◆ WHAT THE EXERCISE ASKS: Reproduce all records verbatim.

********************

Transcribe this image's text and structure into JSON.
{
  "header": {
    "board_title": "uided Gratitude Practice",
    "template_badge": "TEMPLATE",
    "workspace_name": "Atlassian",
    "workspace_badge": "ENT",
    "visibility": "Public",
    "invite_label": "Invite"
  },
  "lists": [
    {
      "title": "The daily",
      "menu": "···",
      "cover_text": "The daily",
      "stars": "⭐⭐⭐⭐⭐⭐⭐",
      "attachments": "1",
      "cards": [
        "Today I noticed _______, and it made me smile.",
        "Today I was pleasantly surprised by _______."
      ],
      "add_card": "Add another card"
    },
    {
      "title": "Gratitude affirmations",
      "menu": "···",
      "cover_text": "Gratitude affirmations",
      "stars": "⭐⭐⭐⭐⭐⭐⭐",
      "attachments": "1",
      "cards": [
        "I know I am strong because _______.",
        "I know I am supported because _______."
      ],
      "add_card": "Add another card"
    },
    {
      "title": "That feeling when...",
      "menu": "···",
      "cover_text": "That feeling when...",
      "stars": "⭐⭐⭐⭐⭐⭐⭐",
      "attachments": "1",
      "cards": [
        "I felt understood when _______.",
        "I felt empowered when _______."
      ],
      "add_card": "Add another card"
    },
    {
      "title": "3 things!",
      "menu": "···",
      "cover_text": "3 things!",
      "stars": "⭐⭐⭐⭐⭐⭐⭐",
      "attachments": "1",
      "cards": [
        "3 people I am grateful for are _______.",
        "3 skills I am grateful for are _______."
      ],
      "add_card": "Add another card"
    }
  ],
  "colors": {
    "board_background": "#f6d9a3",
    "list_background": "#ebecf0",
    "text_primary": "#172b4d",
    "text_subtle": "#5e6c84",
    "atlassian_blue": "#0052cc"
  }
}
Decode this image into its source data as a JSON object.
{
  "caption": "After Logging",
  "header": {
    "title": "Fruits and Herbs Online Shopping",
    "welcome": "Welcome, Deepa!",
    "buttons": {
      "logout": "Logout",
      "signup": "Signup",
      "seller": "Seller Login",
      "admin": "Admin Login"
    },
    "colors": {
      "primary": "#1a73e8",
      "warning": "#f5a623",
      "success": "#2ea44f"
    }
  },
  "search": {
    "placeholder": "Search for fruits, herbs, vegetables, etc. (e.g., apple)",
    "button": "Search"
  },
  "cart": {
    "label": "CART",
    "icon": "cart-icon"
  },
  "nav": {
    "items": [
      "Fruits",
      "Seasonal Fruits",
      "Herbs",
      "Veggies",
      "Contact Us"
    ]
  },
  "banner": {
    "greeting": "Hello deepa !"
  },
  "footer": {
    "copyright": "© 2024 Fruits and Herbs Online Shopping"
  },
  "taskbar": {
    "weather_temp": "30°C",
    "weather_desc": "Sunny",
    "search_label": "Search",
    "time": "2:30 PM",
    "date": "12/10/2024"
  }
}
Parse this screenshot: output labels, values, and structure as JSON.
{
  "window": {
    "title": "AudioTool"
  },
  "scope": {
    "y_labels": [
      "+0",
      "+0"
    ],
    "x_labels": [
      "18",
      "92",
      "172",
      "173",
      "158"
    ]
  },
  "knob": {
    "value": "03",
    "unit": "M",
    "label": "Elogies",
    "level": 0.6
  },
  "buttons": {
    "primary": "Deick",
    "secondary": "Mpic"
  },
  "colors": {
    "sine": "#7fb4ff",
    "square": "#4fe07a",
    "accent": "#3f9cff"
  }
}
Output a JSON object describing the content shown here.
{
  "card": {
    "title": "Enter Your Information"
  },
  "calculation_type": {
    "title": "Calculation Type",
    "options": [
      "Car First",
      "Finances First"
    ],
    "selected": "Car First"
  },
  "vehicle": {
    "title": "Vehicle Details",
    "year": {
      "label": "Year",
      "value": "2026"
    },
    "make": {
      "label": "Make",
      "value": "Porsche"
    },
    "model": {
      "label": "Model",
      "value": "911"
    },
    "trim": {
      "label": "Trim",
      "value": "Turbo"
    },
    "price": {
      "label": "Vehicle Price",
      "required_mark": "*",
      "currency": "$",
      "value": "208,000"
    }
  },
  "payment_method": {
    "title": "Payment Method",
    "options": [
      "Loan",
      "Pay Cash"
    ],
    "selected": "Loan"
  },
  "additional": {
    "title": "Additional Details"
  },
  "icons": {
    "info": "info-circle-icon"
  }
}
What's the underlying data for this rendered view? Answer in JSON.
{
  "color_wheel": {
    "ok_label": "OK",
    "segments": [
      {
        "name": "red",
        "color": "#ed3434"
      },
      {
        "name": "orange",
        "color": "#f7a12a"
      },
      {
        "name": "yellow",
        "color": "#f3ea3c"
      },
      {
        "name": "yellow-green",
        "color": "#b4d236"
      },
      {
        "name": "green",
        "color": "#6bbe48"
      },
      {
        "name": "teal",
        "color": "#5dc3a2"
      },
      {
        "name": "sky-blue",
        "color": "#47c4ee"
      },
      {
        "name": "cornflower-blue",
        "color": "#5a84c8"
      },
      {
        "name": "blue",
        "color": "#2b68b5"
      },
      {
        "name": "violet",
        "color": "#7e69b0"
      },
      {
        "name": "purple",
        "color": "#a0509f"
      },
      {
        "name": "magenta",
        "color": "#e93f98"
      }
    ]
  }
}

********************

◆ TASK RESULT:
Transcribe this image's text and structure into JSON.
{
  "header": {
    "board_title": "uided Gratitude Practice",
    "template_badge": "TEMPLATE",
    "workspace_name": "Atlassian",
    "workspace_badge": "ENT",
    "visibility": "Public",
    "invite_label": "Invite"
  },
  "lists": [
    {
      "title": "The daily",
      "menu": "···",
      "cover_text": "The daily",
      "stars": "⭐⭐⭐⭐⭐⭐⭐",
      "attachments": "1",
      "cards": [
        "Today I noticed _______, and it made me smile.",
        "Today I was pleasantly surprised by _______."
      ],
      "add_card": "Add another card"
    },
    {
      "title": "Gratitude affirmations",
      "menu": "···",
      "cover_text": "Gratitude affirmations",
      "stars": "⭐⭐⭐⭐⭐⭐⭐",
      "attachments": "1",
      "cards": [
        "I know I am strong because _______.",
        "I know I am supported because _______."
      ],
      "add_card": "Add another card"
    },
    {
      "title": "That feeling when...",
      "menu": "···",
      "cover_text": "That feeling when...",
      "stars": "⭐⭐⭐⭐⭐⭐⭐",
      "attachments": "1",
      "cards": [
        "I felt understood when _______.",
        "I felt empowered when _______."
      ],
      "add_card": "Add another card"
    },
    {
      "title": "3 things!",
      "menu": "···",
      "cover_text": "3 things!",
      "stars": "⭐⭐⭐⭐⭐⭐⭐",
      "attachments": "1",
      "cards": [
        "3 people I am grateful for are _______.",
        "3 skills I am grateful for are _______."
      ],
      "add_card": "Add another card"
    }
  ],
  "colors": {
    "board_background": "#f6d9a3",
    "list_background": "#ebecf0",
    "text_primary": "#172b4d",
    "text_subtle": "#5e6c84",
    "atlassian_blue": "#0052cc"
  }
}
Decode this image into its source data as a JSON object.
{
  "caption": "After Logging",
  "header": {
    "title": "Fruits and Herbs Online Shopping",
    "welcome": "Welcome, Deepa!",
    "buttons": {
      "logout": "Logout",
      "signup": "Signup",
      "seller": "Seller Login",
      "admin": "Admin Login"
    },
    "colors": {
      "primary": "#1a73e8",
      "warning": "#f5a623",
      "success": "#2ea44f"
    }
  },
  "search": {
    "placeholder": "Search for fruits, herbs, vegetables, etc. (e.g., apple)",
    "button": "Search"
  },
  "cart": {
    "label": "CART",
    "icon": "cart-icon"
  },
  "nav": {
    "items": [
      "Fruits",
      "Seasonal Fruits",
      "Herbs",
      "Veggies",
      "Contact Us"
    ]
  },
  "banner": {
    "greeting": "Hello deepa !"
  },
  "footer": {
    "copyright": "© 2024 Fruits and Herbs Online Shopping"
  },
  "taskbar": {
    "weather_temp": "30°C",
    "weather_desc": "Sunny",
    "search_label": "Search",
    "time": "2:30 PM",
    "date": "12/10/2024"
  }
}
Parse this screenshot: output labels, values, and structure as JSON.
{
  "window": {
    "title": "AudioTool"
  },
  "scope": {
    "y_labels": [
      "+0",
      "+0"
    ],
    "x_labels": [
      "18",
      "92",
      "172",
      "173",
      "158"
    ]
  },
  "knob": {
    "value": "03",
    "unit": "M",
    "label": "Elogies",
    "level": 0.6
  },
  "buttons": {
    "primary": "Deick",
    "secondary": "Mpic"
  },
  "colors": {
    "sine": "#7fb4ff",
    "square": "#4fe07a",
    "accent": "#3f9cff"
  }
}
Output a JSON object describing the content shown here.
{
  "card": {
    "title": "Enter Your Information"
  },
  "calculation_type": {
    "title": "Calculation Type",
    "options": [
      "Car First",
      "Finances First"
    ],
    "selected": "Car First"
  },
  "vehicle": {
    "title": "Vehicle Details",
    "year": {
      "label": "Year",
      "value": "2026"
    },
    "make": {
      "label": "Make",
      "value": "Porsche"
    },
    "model": {
      "label": "Model",
      "value": "911"
    },
    "trim": {
      "label": "Trim",
      "value": "Turbo"
    },
    "price": {
      "label": "Vehicle Price",
      "required_mark": "*",
      "currency": "$",
      "value": "208,000"
    }
  },
  "payment_method": {
    "title": "Payment Method",
    "options": [
      "Loan",
      "Pay Cash"
    ],
    "selected": "Loan"
  },
  "additional": {
    "title": "Additional Details"
  },
  "icons": {
    "info": "info-circle-icon"
  }
}
What's the underlying data for this rendered view? Answer in JSON.
{
  "color_wheel": {
    "ok_label": "OK",
    "segments": [
      {
        "name": "red",
        "color": "#ed3434"
      },
      {
        "name": "orange",
        "color": "#f7a12a"
      },
      {
        "name": "yellow",
        "color": "#f3ea3c"
      },
      {
        "name": "yellow-green",
        "color": "#b4d236"
      },
      {
        "name": "green",
        "color": "#6bbe48"
      },
      {
        "name": "teal",
        "color": "#5dc3a2"
      },
      {
        "name": "sky-blue",
        "color": "#47c4ee"
      },
      {
        "name": "cornflower-blue",
        "color": "#5a84c8"
      },
      {
        "name": "blue",
        "color": "#2b68b5"
      },
      {
        "name": "violet",
        "color": "#7e69b0"
      },
      {
        "name": "purple",
        "color": "#a0509f"
      },
      {
        "name": "magenta",
        "color": "#e93f98"
      }
    ]
  }
}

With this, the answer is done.